■ **Exercise description**:
Collect all the lines that mention the word "freq".

Figure content listings:
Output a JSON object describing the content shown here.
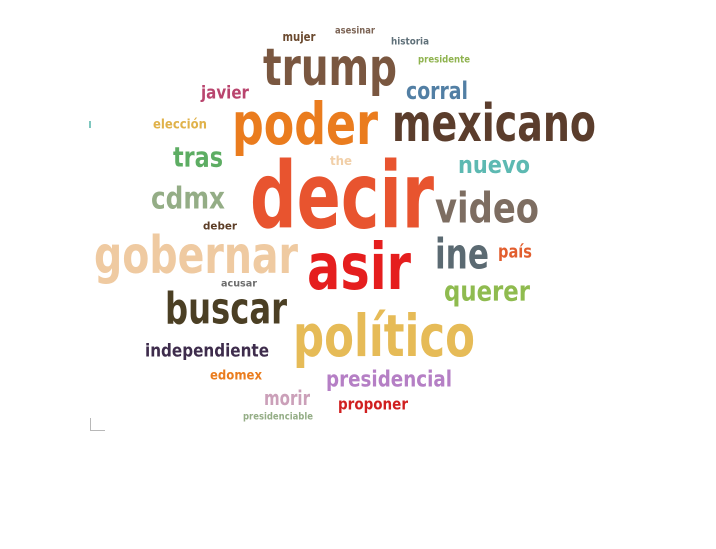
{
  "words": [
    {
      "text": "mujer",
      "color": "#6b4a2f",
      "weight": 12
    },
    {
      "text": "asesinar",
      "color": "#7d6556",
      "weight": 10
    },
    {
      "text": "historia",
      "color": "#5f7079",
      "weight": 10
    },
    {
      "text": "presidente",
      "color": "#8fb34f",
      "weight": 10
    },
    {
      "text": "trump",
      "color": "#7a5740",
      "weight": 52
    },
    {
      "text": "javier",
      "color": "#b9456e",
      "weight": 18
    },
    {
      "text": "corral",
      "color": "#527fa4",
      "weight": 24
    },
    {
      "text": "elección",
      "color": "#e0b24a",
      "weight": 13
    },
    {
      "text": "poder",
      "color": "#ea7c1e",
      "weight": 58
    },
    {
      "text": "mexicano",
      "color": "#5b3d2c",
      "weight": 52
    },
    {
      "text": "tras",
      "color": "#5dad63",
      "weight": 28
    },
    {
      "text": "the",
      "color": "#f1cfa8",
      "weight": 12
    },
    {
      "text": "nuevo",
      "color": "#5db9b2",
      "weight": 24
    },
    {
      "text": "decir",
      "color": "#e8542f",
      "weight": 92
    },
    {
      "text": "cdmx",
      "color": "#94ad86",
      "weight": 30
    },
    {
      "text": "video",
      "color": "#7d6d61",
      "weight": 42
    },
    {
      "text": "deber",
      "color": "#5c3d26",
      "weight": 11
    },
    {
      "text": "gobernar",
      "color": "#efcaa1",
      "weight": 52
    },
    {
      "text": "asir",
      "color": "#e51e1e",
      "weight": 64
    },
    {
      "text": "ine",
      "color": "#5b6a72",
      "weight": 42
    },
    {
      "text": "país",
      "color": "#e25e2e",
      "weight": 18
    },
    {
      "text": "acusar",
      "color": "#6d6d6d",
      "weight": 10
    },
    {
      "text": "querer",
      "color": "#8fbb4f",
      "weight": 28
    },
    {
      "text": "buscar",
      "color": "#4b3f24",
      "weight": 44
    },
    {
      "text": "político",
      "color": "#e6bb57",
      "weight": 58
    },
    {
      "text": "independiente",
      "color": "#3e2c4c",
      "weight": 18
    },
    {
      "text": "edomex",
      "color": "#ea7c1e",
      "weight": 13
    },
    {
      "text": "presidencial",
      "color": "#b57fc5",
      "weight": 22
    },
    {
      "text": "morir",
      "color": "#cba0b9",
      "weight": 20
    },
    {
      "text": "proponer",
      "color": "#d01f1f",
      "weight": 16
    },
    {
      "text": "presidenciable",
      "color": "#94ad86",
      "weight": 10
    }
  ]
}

* * *

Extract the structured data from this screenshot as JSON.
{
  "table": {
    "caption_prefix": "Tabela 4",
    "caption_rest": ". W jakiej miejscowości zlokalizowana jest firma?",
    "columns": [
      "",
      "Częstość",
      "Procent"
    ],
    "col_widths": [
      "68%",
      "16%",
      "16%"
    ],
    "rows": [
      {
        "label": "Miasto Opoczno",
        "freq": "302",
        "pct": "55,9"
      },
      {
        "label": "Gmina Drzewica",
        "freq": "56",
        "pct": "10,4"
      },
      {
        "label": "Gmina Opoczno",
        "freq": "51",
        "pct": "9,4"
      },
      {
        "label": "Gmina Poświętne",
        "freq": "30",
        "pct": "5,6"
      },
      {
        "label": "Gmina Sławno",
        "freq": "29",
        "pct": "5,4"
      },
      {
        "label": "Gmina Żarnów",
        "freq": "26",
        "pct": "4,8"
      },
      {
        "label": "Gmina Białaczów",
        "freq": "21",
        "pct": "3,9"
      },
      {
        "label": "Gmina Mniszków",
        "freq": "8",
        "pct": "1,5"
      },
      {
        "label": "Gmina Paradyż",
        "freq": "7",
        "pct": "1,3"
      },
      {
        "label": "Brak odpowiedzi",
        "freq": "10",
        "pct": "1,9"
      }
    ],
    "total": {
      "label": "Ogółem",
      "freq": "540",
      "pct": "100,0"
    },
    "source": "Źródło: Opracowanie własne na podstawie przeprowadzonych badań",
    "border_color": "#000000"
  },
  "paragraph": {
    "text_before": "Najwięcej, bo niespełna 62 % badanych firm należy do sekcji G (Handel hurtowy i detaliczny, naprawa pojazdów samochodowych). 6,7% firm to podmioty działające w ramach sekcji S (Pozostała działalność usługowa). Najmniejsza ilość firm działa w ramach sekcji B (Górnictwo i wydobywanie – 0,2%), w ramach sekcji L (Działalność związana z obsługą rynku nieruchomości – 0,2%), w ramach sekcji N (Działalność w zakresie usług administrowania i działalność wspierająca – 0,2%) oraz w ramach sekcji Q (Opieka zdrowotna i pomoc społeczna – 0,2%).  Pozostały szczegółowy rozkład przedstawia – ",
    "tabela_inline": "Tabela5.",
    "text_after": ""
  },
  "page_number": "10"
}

■ **The reply**:
        "freq": "302",
        "freq": "56",
        "freq": "51",
        "freq": "30",
        "freq": "29",
        "freq": "26",
        "freq": "21",
        "freq": "8",
        "freq": "7",
        "freq": "10",
      "freq": "540",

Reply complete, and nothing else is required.